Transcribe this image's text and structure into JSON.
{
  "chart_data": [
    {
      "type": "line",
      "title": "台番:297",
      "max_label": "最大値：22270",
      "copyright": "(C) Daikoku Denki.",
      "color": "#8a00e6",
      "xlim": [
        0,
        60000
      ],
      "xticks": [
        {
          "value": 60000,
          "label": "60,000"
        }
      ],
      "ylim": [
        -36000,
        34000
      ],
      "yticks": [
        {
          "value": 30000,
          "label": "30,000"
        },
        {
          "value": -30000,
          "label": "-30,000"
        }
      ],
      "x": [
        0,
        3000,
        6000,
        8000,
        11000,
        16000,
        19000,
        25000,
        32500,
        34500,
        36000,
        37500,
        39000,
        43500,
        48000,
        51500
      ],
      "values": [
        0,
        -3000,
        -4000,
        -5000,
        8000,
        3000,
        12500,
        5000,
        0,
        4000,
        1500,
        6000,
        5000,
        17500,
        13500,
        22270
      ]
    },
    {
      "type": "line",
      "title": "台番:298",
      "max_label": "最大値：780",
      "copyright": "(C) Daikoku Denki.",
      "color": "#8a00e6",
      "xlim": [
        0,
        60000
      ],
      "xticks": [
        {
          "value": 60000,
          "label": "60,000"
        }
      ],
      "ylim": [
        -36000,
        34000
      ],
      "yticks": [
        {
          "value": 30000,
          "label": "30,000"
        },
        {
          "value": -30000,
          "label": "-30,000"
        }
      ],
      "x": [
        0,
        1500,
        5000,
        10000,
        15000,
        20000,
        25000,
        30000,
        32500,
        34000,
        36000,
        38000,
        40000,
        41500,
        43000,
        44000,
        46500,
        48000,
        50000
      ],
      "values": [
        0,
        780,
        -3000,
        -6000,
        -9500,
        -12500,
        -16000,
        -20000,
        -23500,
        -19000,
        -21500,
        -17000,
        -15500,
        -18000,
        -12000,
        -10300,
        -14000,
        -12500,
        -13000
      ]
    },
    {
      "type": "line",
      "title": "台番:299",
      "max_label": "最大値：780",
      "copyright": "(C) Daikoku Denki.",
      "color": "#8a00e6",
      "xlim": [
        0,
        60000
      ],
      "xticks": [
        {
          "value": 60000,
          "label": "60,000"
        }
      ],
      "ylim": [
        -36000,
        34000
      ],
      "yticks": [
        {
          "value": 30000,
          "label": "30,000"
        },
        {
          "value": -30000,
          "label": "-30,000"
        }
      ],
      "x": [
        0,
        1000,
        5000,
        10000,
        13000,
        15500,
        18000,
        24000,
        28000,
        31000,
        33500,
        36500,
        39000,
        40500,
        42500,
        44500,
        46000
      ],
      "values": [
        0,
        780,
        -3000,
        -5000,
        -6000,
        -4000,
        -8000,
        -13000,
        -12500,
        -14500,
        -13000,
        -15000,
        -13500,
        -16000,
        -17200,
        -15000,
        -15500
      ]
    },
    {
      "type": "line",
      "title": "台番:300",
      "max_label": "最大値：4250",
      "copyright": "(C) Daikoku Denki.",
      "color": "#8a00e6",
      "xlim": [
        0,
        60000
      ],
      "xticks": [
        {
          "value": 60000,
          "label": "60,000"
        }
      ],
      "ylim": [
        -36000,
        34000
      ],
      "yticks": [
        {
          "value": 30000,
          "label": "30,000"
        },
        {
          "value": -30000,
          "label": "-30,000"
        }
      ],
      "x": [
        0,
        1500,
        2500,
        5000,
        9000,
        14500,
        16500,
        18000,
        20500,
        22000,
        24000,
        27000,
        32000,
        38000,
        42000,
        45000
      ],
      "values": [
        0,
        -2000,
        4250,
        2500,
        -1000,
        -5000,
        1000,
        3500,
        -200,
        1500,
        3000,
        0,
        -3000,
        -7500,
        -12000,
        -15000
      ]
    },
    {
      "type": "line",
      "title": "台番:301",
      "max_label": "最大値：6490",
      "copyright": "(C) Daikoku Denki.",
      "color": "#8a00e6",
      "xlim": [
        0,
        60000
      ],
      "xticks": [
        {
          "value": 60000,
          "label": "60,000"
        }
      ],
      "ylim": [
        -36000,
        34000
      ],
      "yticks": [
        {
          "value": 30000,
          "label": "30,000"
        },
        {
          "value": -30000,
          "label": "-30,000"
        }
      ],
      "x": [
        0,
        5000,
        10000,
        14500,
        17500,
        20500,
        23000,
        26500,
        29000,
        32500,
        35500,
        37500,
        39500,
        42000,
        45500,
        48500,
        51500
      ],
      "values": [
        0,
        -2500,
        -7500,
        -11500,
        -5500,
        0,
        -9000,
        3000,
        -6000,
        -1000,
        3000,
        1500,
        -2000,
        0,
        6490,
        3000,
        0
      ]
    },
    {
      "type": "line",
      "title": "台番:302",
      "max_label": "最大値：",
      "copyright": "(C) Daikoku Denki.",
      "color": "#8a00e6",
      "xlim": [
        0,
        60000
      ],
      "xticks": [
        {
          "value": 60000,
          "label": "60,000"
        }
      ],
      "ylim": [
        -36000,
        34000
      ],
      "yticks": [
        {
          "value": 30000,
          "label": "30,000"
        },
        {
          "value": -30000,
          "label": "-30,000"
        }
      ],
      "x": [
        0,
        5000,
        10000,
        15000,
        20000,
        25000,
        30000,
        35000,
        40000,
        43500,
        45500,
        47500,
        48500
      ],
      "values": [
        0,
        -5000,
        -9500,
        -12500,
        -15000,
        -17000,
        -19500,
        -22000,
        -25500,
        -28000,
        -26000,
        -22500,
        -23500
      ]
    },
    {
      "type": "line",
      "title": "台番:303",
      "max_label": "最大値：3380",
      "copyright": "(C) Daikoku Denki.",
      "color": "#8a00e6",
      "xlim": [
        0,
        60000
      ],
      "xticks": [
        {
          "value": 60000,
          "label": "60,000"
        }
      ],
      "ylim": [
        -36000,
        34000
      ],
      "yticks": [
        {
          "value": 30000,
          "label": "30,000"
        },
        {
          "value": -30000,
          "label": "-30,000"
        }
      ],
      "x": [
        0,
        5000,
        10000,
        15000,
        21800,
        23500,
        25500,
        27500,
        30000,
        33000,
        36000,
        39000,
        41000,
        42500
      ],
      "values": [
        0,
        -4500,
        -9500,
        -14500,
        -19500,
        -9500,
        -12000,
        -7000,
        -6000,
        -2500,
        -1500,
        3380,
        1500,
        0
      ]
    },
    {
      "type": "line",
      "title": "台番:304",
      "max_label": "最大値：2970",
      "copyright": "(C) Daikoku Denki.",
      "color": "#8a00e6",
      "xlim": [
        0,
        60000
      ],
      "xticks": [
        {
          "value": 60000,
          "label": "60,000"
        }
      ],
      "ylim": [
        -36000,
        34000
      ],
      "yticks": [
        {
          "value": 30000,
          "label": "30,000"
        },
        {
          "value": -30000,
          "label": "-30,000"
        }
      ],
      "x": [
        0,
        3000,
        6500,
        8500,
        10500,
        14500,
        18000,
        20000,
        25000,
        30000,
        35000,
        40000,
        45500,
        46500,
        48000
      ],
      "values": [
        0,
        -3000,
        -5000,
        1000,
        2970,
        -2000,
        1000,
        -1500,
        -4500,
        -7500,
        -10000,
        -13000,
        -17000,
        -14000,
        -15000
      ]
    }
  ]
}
^^^^^^^^
The task: Reproduce the listing above verbatim, from first line to last.

Finished task:
Transcribe this image's text and structure into JSON.
{
  "chart_data": [
    {
      "type": "line",
      "title": "台番:297",
      "max_label": "最大値：22270",
      "copyright": "(C) Daikoku Denki.",
      "color": "#8a00e6",
      "xlim": [
        0,
        60000
      ],
      "xticks": [
        {
          "value": 60000,
          "label": "60,000"
        }
      ],
      "ylim": [
        -36000,
        34000
      ],
      "yticks": [
        {
          "value": 30000,
          "label": "30,000"
        },
        {
          "value": -30000,
          "label": "-30,000"
        }
      ],
      "x": [
        0,
        3000,
        6000,
        8000,
        11000,
        16000,
        19000,
        25000,
        32500,
        34500,
        36000,
        37500,
        39000,
        43500,
        48000,
        51500
      ],
      "values": [
        0,
        -3000,
        -4000,
        -5000,
        8000,
        3000,
        12500,
        5000,
        0,
        4000,
        1500,
        6000,
        5000,
        17500,
        13500,
        22270
      ]
    },
    {
      "type": "line",
      "title": "台番:298",
      "max_label": "最大値：780",
      "copyright": "(C) Daikoku Denki.",
      "color": "#8a00e6",
      "xlim": [
        0,
        60000
      ],
      "xticks": [
        {
          "value": 60000,
          "label": "60,000"
        }
      ],
      "ylim": [
        -36000,
        34000
      ],
      "yticks": [
        {
          "value": 30000,
          "label": "30,000"
        },
        {
          "value": -30000,
          "label": "-30,000"
        }
      ],
      "x": [
        0,
        1500,
        5000,
        10000,
        15000,
        20000,
        25000,
        30000,
        32500,
        34000,
        36000,
        38000,
        40000,
        41500,
        43000,
        44000,
        46500,
        48000,
        50000
      ],
      "values": [
        0,
        780,
        -3000,
        -6000,
        -9500,
        -12500,
        -16000,
        -20000,
        -23500,
        -19000,
        -21500,
        -17000,
        -15500,
        -18000,
        -12000,
        -10300,
        -14000,
        -12500,
        -13000
      ]
    },
    {
      "type": "line",
      "title": "台番:299",
      "max_label": "最大値：780",
      "copyright": "(C) Daikoku Denki.",
      "color": "#8a00e6",
      "xlim": [
        0,
        60000
      ],
      "xticks": [
        {
          "value": 60000,
          "label": "60,000"
        }
      ],
      "ylim": [
        -36000,
        34000
      ],
      "yticks": [
        {
          "value": 30000,
          "label": "30,000"
        },
        {
          "value": -30000,
          "label": "-30,000"
        }
      ],
      "x": [
        0,
        1000,
        5000,
        10000,
        13000,
        15500,
        18000,
        24000,
        28000,
        31000,
        33500,
        36500,
        39000,
        40500,
        42500,
        44500,
        46000
      ],
      "values": [
        0,
        780,
        -3000,
        -5000,
        -6000,
        -4000,
        -8000,
        -13000,
        -12500,
        -14500,
        -13000,
        -15000,
        -13500,
        -16000,
        -17200,
        -15000,
        -15500
      ]
    },
    {
      "type": "line",
      "title": "台番:300",
      "max_label": "最大値：4250",
      "copyright": "(C) Daikoku Denki.",
      "color": "#8a00e6",
      "xlim": [
        0,
        60000
      ],
      "xticks": [
        {
          "value": 60000,
          "label": "60,000"
        }
      ],
      "ylim": [
        -36000,
        34000
      ],
      "yticks": [
        {
          "value": 30000,
          "label": "30,000"
        },
        {
          "value": -30000,
          "label": "-30,000"
        }
      ],
      "x": [
        0,
        1500,
        2500,
        5000,
        9000,
        14500,
        16500,
        18000,
        20500,
        22000,
        24000,
        27000,
        32000,
        38000,
        42000,
        45000
      ],
      "values": [
        0,
        -2000,
        4250,
        2500,
        -1000,
        -5000,
        1000,
        3500,
        -200,
        1500,
        3000,
        0,
        -3000,
        -7500,
        -12000,
        -15000
      ]
    },
    {
      "type": "line",
      "title": "台番:301",
      "max_label": "最大値：6490",
      "copyright": "(C) Daikoku Denki.",
      "color": "#8a00e6",
      "xlim": [
        0,
        60000
      ],
      "xticks": [
        {
          "value": 60000,
          "label": "60,000"
        }
      ],
      "ylim": [
        -36000,
        34000
      ],
      "yticks": [
        {
          "value": 30000,
          "label": "30,000"
        },
        {
          "value": -30000,
          "label": "-30,000"
        }
      ],
      "x": [
        0,
        5000,
        10000,
        14500,
        17500,
        20500,
        23000,
        26500,
        29000,
        32500,
        35500,
        37500,
        39500,
        42000,
        45500,
        48500,
        51500
      ],
      "values": [
        0,
        -2500,
        -7500,
        -11500,
        -5500,
        0,
        -9000,
        3000,
        -6000,
        -1000,
        3000,
        1500,
        -2000,
        0,
        6490,
        3000,
        0
      ]
    },
    {
      "type": "line",
      "title": "台番:302",
      "max_label": "最大値：",
      "copyright": "(C) Daikoku Denki.",
      "color": "#8a00e6",
      "xlim": [
        0,
        60000
      ],
      "xticks": [
        {
          "value": 60000,
          "label": "60,000"
        }
      ],
      "ylim": [
        -36000,
        34000
      ],
      "yticks": [
        {
          "value": 30000,
          "label": "30,000"
        },
        {
          "value": -30000,
          "label": "-30,000"
        }
      ],
      "x": [
        0,
        5000,
        10000,
        15000,
        20000,
        25000,
        30000,
        35000,
        40000,
        43500,
        45500,
        47500,
        48500
      ],
      "values": [
        0,
        -5000,
        -9500,
        -12500,
        -15000,
        -17000,
        -19500,
        -22000,
        -25500,
        -28000,
        -26000,
        -22500,
        -23500
      ]
    },
    {
      "type": "line",
      "title": "台番:303",
      "max_label": "最大値：3380",
      "copyright": "(C) Daikoku Denki.",
      "color": "#8a00e6",
      "xlim": [
        0,
        60000
      ],
      "xticks": [
        {
          "value": 60000,
          "label": "60,000"
        }
      ],
      "ylim": [
        -36000,
        34000
      ],
      "yticks": [
        {
          "value": 30000,
          "label": "30,000"
        },
        {
          "value": -30000,
          "label": "-30,000"
        }
      ],
      "x": [
        0,
        5000,
        10000,
        15000,
        21800,
        23500,
        25500,
        27500,
        30000,
        33000,
        36000,
        39000,
        41000,
        42500
      ],
      "values": [
        0,
        -4500,
        -9500,
        -14500,
        -19500,
        -9500,
        -12000,
        -7000,
        -6000,
        -2500,
        -1500,
        3380,
        1500,
        0
      ]
    },
    {
      "type": "line",
      "title": "台番:304",
      "max_label": "最大値：2970",
      "copyright": "(C) Daikoku Denki.",
      "color": "#8a00e6",
      "xlim": [
        0,
        60000
      ],
      "xticks": [
        {
          "value": 60000,
          "label": "60,000"
        }
      ],
      "ylim": [
        -36000,
        34000
      ],
      "yticks": [
        {
          "value": 30000,
          "label": "30,000"
        },
        {
          "value": -30000,
          "label": "-30,000"
        }
      ],
      "x": [
        0,
        3000,
        6500,
        8500,
        10500,
        14500,
        18000,
        20000,
        25000,
        30000,
        35000,
        40000,
        45500,
        46500,
        48000
      ],
      "values": [
        0,
        -3000,
        -5000,
        1000,
        2970,
        -2000,
        1000,
        -1500,
        -4500,
        -7500,
        -10000,
        -13000,
        -17000,
        -14000,
        -15000
      ]
    }
  ]
}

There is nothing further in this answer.